## Exercise requirements
Your task is to print every entry below exactly as given.

## Supplied data
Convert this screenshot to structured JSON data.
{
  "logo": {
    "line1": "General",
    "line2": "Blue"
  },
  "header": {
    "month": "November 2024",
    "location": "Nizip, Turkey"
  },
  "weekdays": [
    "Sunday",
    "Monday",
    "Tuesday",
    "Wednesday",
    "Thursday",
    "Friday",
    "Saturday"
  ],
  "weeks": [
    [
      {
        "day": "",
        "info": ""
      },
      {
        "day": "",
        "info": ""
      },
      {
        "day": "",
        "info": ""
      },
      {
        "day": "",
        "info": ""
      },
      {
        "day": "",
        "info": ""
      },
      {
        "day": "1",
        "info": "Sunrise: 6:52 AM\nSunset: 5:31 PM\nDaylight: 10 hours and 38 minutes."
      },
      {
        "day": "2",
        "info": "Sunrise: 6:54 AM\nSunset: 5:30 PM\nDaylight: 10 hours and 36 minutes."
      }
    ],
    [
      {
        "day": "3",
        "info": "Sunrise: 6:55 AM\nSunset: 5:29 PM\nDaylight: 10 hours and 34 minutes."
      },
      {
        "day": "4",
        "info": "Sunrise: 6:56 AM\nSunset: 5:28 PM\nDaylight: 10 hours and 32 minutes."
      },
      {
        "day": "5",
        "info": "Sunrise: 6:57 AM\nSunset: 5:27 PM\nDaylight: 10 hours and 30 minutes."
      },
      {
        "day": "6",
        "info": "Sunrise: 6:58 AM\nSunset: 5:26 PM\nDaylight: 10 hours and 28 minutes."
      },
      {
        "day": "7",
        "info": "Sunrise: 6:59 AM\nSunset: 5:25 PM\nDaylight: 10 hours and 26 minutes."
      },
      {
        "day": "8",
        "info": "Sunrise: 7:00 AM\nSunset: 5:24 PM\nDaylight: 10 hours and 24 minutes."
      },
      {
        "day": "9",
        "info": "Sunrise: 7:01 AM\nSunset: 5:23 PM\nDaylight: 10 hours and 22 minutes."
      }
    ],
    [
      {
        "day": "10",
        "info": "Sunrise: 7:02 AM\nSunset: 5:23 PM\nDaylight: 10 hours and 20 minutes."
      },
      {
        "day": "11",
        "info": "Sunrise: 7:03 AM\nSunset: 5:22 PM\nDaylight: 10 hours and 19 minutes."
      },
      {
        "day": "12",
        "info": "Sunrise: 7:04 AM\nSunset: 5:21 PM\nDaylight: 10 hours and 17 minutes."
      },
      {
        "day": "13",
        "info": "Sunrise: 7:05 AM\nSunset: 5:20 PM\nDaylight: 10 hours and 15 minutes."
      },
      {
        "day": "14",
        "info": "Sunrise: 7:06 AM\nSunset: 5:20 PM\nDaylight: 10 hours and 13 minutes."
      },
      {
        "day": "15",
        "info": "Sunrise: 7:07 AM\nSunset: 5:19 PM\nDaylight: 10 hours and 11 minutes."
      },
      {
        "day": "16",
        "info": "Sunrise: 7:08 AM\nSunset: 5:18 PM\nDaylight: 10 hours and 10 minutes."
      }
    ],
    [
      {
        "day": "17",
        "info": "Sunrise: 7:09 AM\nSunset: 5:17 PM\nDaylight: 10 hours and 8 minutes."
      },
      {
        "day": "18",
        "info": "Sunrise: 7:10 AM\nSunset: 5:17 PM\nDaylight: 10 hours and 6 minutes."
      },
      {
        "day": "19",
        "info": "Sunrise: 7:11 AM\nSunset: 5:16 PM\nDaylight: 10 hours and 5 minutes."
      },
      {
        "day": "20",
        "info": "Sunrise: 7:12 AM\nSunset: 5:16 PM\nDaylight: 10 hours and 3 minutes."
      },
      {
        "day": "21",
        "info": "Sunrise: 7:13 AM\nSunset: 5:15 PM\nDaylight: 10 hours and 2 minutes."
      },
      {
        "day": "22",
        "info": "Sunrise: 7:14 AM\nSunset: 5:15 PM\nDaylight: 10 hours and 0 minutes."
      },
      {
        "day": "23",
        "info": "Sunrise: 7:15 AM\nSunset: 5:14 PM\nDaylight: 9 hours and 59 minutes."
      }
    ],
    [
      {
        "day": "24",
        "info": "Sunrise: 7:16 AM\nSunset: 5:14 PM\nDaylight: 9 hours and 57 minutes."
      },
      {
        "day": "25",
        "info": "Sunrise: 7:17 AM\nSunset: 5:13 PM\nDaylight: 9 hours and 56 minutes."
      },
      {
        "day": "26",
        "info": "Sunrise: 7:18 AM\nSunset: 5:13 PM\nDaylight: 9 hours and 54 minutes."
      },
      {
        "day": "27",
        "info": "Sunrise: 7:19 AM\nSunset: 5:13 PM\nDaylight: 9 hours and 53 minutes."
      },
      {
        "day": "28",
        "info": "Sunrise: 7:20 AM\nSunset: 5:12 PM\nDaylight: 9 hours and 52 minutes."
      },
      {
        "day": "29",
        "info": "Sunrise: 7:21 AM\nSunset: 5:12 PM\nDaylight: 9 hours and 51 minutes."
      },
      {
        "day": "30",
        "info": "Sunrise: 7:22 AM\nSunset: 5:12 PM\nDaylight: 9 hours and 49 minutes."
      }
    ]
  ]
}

## Worked answer
Convert this screenshot to structured JSON data.
{
  "logo": {
    "line1": "General",
    "line2": "Blue"
  },
  "header": {
    "month": "November 2024",
    "location": "Nizip, Turkey"
  },
  "weekdays": [
    "Sunday",
    "Monday",
    "Tuesday",
    "Wednesday",
    "Thursday",
    "Friday",
    "Saturday"
  ],
  "weeks": [
    [
      {
        "day": "",
        "info": ""
      },
      {
        "day": "",
        "info": ""
      },
      {
        "day": "",
        "info": ""
      },
      {
        "day": "",
        "info": ""
      },
      {
        "day": "",
        "info": ""
      },
      {
        "day": "1",
        "info": "Sunrise: 6:52 AM\nSunset: 5:31 PM\nDaylight: 10 hours and 38 minutes."
      },
      {
        "day": "2",
        "info": "Sunrise: 6:54 AM\nSunset: 5:30 PM\nDaylight: 10 hours and 36 minutes."
      }
    ],
    [
      {
        "day": "3",
        "info": "Sunrise: 6:55 AM\nSunset: 5:29 PM\nDaylight: 10 hours and 34 minutes."
      },
      {
        "day": "4",
        "info": "Sunrise: 6:56 AM\nSunset: 5:28 PM\nDaylight: 10 hours and 32 minutes."
      },
      {
        "day": "5",
        "info": "Sunrise: 6:57 AM\nSunset: 5:27 PM\nDaylight: 10 hours and 30 minutes."
      },
      {
        "day": "6",
        "info": "Sunrise: 6:58 AM\nSunset: 5:26 PM\nDaylight: 10 hours and 28 minutes."
      },
      {
        "day": "7",
        "info": "Sunrise: 6:59 AM\nSunset: 5:25 PM\nDaylight: 10 hours and 26 minutes."
      },
      {
        "day": "8",
        "info": "Sunrise: 7:00 AM\nSunset: 5:24 PM\nDaylight: 10 hours and 24 minutes."
      },
      {
        "day": "9",
        "info": "Sunrise: 7:01 AM\nSunset: 5:23 PM\nDaylight: 10 hours and 22 minutes."
      }
    ],
    [
      {
        "day": "10",
        "info": "Sunrise: 7:02 AM\nSunset: 5:23 PM\nDaylight: 10 hours and 20 minutes."
      },
      {
        "day": "11",
        "info": "Sunrise: 7:03 AM\nSunset: 5:22 PM\nDaylight: 10 hours and 19 minutes."
      },
      {
        "day": "12",
        "info": "Sunrise: 7:04 AM\nSunset: 5:21 PM\nDaylight: 10 hours and 17 minutes."
      },
      {
        "day": "13",
        "info": "Sunrise: 7:05 AM\nSunset: 5:20 PM\nDaylight: 10 hours and 15 minutes."
      },
      {
        "day": "14",
        "info": "Sunrise: 7:06 AM\nSunset: 5:20 PM\nDaylight: 10 hours and 13 minutes."
      },
      {
        "day": "15",
        "info": "Sunrise: 7:07 AM\nSunset: 5:19 PM\nDaylight: 10 hours and 11 minutes."
      },
      {
        "day": "16",
        "info": "Sunrise: 7:08 AM\nSunset: 5:18 PM\nDaylight: 10 hours and 10 minutes."
      }
    ],
    [
      {
        "day": "17",
        "info": "Sunrise: 7:09 AM\nSunset: 5:17 PM\nDaylight: 10 hours and 8 minutes."
      },
      {
        "day": "18",
        "info": "Sunrise: 7:10 AM\nSunset: 5:17 PM\nDaylight: 10 hours and 6 minutes."
      },
      {
        "day": "19",
        "info": "Sunrise: 7:11 AM\nSunset: 5:16 PM\nDaylight: 10 hours and 5 minutes."
      },
      {
        "day": "20",
        "info": "Sunrise: 7:12 AM\nSunset: 5:16 PM\nDaylight: 10 hours and 3 minutes."
      },
      {
        "day": "21",
        "info": "Sunrise: 7:13 AM\nSunset: 5:15 PM\nDaylight: 10 hours and 2 minutes."
      },
      {
        "day": "22",
        "info": "Sunrise: 7:14 AM\nSunset: 5:15 PM\nDaylight: 10 hours and 0 minutes."
      },
      {
        "day": "23",
        "info": "Sunrise: 7:15 AM\nSunset: 5:14 PM\nDaylight: 9 hours and 59 minutes."
      }
    ],
    [
      {
        "day": "24",
        "info": "Sunrise: 7:16 AM\nSunset: 5:14 PM\nDaylight: 9 hours and 57 minutes."
      },
      {
        "day": "25",
        "info": "Sunrise: 7:17 AM\nSunset: 5:13 PM\nDaylight: 9 hours and 56 minutes."
      },
      {
        "day": "26",
        "info": "Sunrise: 7:18 AM\nSunset: 5:13 PM\nDaylight: 9 hours and 54 minutes."
      },
      {
        "day": "27",
        "info": "Sunrise: 7:19 AM\nSunset: 5:13 PM\nDaylight: 9 hours and 53 minutes."
      },
      {
        "day": "28",
        "info": "Sunrise: 7:20 AM\nSunset: 5:12 PM\nDaylight: 9 hours and 52 minutes."
      },
      {
        "day": "29",
        "info": "Sunrise: 7:21 AM\nSunset: 5:12 PM\nDaylight: 9 hours and 51 minutes."
      },
      {
        "day": "30",
        "info": "Sunrise: 7:22 AM\nSunset: 5:12 PM\nDaylight: 9 hours and 49 minutes."
      }
    ]
  ]
}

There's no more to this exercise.